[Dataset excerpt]
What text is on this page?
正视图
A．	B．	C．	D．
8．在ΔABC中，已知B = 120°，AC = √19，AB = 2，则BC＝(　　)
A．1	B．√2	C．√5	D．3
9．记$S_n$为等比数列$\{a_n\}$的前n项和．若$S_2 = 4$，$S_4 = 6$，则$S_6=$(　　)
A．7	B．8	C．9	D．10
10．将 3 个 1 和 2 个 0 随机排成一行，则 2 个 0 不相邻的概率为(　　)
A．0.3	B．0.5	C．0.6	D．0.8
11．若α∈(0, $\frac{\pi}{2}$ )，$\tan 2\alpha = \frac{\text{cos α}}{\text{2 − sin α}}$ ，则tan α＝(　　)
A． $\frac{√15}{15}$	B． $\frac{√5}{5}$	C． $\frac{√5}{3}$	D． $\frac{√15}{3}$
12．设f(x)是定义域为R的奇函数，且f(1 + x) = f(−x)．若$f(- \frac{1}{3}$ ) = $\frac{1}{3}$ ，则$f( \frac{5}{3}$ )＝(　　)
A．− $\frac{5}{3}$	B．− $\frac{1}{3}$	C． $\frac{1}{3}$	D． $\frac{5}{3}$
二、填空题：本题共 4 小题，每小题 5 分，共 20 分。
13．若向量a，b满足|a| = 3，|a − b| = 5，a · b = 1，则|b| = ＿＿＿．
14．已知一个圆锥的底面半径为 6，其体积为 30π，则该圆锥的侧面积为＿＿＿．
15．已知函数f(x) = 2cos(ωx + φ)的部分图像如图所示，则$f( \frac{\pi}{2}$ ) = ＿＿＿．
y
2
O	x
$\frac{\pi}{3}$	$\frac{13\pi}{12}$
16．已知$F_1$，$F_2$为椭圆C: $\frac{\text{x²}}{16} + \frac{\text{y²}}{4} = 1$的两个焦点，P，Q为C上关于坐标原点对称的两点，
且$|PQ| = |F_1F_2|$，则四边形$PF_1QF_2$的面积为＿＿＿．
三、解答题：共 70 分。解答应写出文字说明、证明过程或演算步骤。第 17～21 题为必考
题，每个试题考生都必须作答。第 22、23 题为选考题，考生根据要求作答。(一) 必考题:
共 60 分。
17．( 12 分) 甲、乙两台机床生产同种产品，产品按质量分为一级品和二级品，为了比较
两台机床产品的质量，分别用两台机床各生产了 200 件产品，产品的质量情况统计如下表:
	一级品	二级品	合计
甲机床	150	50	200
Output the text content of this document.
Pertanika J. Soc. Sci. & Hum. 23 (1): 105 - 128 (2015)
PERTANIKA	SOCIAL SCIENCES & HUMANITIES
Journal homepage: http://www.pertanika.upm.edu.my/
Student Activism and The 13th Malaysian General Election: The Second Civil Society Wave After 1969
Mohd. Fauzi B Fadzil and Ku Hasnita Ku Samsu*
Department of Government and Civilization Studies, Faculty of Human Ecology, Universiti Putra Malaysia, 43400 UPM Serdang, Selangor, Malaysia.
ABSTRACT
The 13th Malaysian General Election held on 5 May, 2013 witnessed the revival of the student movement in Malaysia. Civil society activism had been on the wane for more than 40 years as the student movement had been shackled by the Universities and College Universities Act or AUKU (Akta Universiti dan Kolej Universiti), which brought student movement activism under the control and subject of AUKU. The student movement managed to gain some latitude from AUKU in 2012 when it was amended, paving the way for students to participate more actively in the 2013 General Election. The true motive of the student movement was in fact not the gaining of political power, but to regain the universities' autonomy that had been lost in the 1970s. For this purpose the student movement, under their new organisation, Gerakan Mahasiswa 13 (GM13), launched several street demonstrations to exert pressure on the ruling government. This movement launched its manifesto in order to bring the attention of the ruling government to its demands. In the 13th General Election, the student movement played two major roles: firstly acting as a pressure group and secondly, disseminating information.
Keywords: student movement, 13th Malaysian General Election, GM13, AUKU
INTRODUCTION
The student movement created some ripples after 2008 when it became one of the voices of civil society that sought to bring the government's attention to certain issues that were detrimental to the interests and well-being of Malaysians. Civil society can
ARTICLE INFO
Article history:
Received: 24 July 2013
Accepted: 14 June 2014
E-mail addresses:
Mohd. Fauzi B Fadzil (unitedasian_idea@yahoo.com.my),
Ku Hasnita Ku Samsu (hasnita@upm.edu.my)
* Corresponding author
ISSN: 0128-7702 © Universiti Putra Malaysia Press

** Your goal **
Please set down the whole listing above without altering a single line.

** Correct result **
What text is on this page?
正视图
A．	B．	C．	D．
8．在ΔABC中，已知B = 120°，AC = √19，AB = 2，则BC＝(　　)
A．1	B．√2	C．√5	D．3
9．记$S_n$为等比数列$\{a_n\}$的前n项和．若$S_2 = 4$，$S_4 = 6$，则$S_6=$(　　)
A．7	B．8	C．9	D．10
10．将 3 个 1 和 2 个 0 随机排成一行，则 2 个 0 不相邻的概率为(　　)
A．0.3	B．0.5	C．0.6	D．0.8
11．若α∈(0, $\frac{\pi}{2}$ )，$\tan 2\alpha = \frac{\text{cos α}}{\text{2 − sin α}}$ ，则tan α＝(　　)
A． $\frac{√15}{15}$	B． $\frac{√5}{5}$	C． $\frac{√5}{3}$	D． $\frac{√15}{3}$
12．设f(x)是定义域为R的奇函数，且f(1 + x) = f(−x)．若$f(- \frac{1}{3}$ ) = $\frac{1}{3}$ ，则$f( \frac{5}{3}$ )＝(　　)
A．− $\frac{5}{3}$	B．− $\frac{1}{3}$	C． $\frac{1}{3}$	D． $\frac{5}{3}$
二、填空题：本题共 4 小题，每小题 5 分，共 20 分。
13．若向量a，b满足|a| = 3，|a − b| = 5，a · b = 1，则|b| = ＿＿＿．
14．已知一个圆锥的底面半径为 6，其体积为 30π，则该圆锥的侧面积为＿＿＿．
15．已知函数f(x) = 2cos(ωx + φ)的部分图像如图所示，则$f( \frac{\pi}{2}$ ) = ＿＿＿．
y
2
O	x
$\frac{\pi}{3}$	$\frac{13\pi}{12}$
16．已知$F_1$，$F_2$为椭圆C: $\frac{\text{x²}}{16} + \frac{\text{y²}}{4} = 1$的两个焦点，P，Q为C上关于坐标原点对称的两点，
且$|PQ| = |F_1F_2|$，则四边形$PF_1QF_2$的面积为＿＿＿．
三、解答题：共 70 分。解答应写出文字说明、证明过程或演算步骤。第 17～21 题为必考
题，每个试题考生都必须作答。第 22、23 题为选考题，考生根据要求作答。(一) 必考题:
共 60 分。
17．( 12 分) 甲、乙两台机床生产同种产品，产品按质量分为一级品和二级品，为了比较
两台机床产品的质量，分别用两台机床各生产了 200 件产品，产品的质量情况统计如下表:
	一级品	二级品	合计
甲机床	150	50	200
Output the text content of this document.
Pertanika J. Soc. Sci. & Hum. 23 (1): 105 - 128 (2015)
PERTANIKA	SOCIAL SCIENCES & HUMANITIES
Journal homepage: http://www.pertanika.upm.edu.my/
Student Activism and The 13th Malaysian General Election: The Second Civil Society Wave After 1969
Mohd. Fauzi B Fadzil and Ku Hasnita Ku Samsu*
Department of Government and Civilization Studies, Faculty of Human Ecology, Universiti Putra Malaysia, 43400 UPM Serdang, Selangor, Malaysia.
ABSTRACT
The 13th Malaysian General Election held on 5 May, 2013 witnessed the revival of the student movement in Malaysia. Civil society activism had been on the wane for more than 40 years as the student movement had been shackled by the Universities and College Universities Act or AUKU (Akta Universiti dan Kolej Universiti), which brought student movement activism under the control and subject of AUKU. The student movement managed to gain some latitude from AUKU in 2012 when it was amended, paving the way for students to participate more actively in the 2013 General Election. The true motive of the student movement was in fact not the gaining of political power, but to regain the universities' autonomy that had been lost in the 1970s. For this purpose the student movement, under their new organisation, Gerakan Mahasiswa 13 (GM13), launched several street demonstrations to exert pressure on the ruling government. This movement launched its manifesto in order to bring the attention of the ruling government to its demands. In the 13th General Election, the student movement played two major roles: firstly acting as a pressure group and secondly, disseminating information.
Keywords: student movement, 13th Malaysian General Election, GM13, AUKU
INTRODUCTION
The student movement created some ripples after 2008 when it became one of the voices of civil society that sought to bring the government's attention to certain issues that were detrimental to the interests and well-being of Malaysians. Civil society can
ARTICLE INFO
Article history:
Received: 24 July 2013
Accepted: 14 June 2014
E-mail addresses:
Mohd. Fauzi B Fadzil (unitedasian_idea@yahoo.com.my),
Ku Hasnita Ku Samsu (hasnita@upm.edu.my)
* Corresponding author
ISSN: 0128-7702 © Universiti Putra Malaysia Press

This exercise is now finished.